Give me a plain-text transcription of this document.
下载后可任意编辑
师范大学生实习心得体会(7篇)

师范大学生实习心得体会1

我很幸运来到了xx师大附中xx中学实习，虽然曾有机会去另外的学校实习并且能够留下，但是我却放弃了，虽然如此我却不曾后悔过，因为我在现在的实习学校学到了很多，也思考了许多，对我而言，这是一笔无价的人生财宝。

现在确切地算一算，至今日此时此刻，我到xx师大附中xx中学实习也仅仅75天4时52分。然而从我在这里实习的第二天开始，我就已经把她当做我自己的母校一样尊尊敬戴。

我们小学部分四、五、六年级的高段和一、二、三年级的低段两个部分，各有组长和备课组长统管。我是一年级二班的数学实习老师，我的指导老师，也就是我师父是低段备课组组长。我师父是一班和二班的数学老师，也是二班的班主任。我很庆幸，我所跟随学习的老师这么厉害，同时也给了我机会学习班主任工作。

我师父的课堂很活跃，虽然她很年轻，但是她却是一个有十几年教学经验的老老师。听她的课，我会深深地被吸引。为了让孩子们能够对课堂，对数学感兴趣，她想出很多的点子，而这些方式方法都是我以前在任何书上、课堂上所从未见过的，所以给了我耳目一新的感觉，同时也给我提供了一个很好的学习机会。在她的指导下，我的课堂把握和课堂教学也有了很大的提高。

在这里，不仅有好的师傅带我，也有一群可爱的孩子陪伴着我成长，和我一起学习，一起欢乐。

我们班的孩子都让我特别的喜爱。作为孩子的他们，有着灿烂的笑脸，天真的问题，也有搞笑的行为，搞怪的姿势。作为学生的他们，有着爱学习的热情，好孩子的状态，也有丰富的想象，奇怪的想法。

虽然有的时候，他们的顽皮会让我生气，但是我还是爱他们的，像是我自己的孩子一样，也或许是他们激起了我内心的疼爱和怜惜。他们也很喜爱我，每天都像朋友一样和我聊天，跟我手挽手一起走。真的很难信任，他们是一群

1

- **Work required**
Write every entry out again exactly.

- **Finished exercise**
Give me a plain-text transcription of this document.
下载后可任意编辑
师范大学生实习心得体会(7篇)

师范大学生实习心得体会1

我很幸运来到了xx师大附中xx中学实习，虽然曾有机会去另外的学校实习并且能够留下，但是我却放弃了，虽然如此我却不曾后悔过，因为我在现在的实习学校学到了很多，也思考了许多，对我而言，这是一笔无价的人生财宝。

现在确切地算一算，至今日此时此刻，我到xx师大附中xx中学实习也仅仅75天4时52分。然而从我在这里实习的第二天开始，我就已经把她当做我自己的母校一样尊尊敬戴。

我们小学部分四、五、六年级的高段和一、二、三年级的低段两个部分，各有组长和备课组长统管。我是一年级二班的数学实习老师，我的指导老师，也就是我师父是低段备课组组长。我师父是一班和二班的数学老师，也是二班的班主任。我很庆幸，我所跟随学习的老师这么厉害，同时也给了我机会学习班主任工作。

我师父的课堂很活跃，虽然她很年轻，但是她却是一个有十几年教学经验的老老师。听她的课，我会深深地被吸引。为了让孩子们能够对课堂，对数学感兴趣，她想出很多的点子，而这些方式方法都是我以前在任何书上、课堂上所从未见过的，所以给了我耳目一新的感觉，同时也给我提供了一个很好的学习机会。在她的指导下，我的课堂把握和课堂教学也有了很大的提高。

在这里，不仅有好的师傅带我，也有一群可爱的孩子陪伴着我成长，和我一起学习，一起欢乐。

我们班的孩子都让我特别的喜爱。作为孩子的他们，有着灿烂的笑脸，天真的问题，也有搞笑的行为，搞怪的姿势。作为学生的他们，有着爱学习的热情，好孩子的状态，也有丰富的想象，奇怪的想法。

虽然有的时候，他们的顽皮会让我生气，但是我还是爱他们的，像是我自己的孩子一样，也或许是他们激起了我内心的疼爱和怜惜。他们也很喜爱我，每天都像朋友一样和我聊天，跟我手挽手一起走。真的很难信任，他们是一群

1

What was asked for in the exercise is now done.